[WHAT TO DO]:
Gather all lines containing the string "section" and copy them out.

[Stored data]
**********
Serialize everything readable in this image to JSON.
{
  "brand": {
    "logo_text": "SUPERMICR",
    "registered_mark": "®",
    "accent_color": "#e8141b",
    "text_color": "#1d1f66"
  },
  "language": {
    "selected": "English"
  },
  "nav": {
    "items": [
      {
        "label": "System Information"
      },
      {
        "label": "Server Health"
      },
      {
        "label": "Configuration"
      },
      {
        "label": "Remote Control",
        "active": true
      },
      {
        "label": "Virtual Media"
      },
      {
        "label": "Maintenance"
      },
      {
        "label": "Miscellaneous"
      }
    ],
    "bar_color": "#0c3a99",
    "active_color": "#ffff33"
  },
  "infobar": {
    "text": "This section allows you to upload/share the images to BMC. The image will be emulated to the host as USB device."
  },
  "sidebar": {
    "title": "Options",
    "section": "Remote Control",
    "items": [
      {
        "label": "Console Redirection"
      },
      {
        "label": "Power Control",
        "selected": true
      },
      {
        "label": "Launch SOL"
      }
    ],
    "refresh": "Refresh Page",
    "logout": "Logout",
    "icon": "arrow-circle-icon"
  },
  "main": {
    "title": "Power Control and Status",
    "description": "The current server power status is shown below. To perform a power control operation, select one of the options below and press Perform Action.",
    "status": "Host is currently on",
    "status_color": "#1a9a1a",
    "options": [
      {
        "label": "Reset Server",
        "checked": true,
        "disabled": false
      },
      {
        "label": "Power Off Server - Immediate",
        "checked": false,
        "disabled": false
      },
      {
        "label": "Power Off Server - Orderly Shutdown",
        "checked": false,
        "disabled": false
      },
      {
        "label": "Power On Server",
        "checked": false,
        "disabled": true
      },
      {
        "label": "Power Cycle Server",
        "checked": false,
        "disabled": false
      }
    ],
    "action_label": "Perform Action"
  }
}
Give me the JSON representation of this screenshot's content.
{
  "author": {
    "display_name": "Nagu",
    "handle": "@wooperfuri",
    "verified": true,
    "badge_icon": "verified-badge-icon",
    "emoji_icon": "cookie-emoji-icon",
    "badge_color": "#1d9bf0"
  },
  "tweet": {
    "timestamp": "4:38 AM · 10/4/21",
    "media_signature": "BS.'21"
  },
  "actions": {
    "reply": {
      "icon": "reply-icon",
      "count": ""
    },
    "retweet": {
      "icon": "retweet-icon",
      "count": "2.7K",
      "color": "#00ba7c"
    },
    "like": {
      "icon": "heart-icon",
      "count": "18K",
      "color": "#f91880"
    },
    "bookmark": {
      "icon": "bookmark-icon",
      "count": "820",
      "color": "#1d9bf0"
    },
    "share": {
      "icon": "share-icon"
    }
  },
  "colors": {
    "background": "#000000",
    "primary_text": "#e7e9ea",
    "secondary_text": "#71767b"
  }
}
**********
[ANSWER IN FULL]:
    "text": "This section allows you to upload/share the images to BMC. The image will be emulated to the host as USB device."
    "section": "Remote Control",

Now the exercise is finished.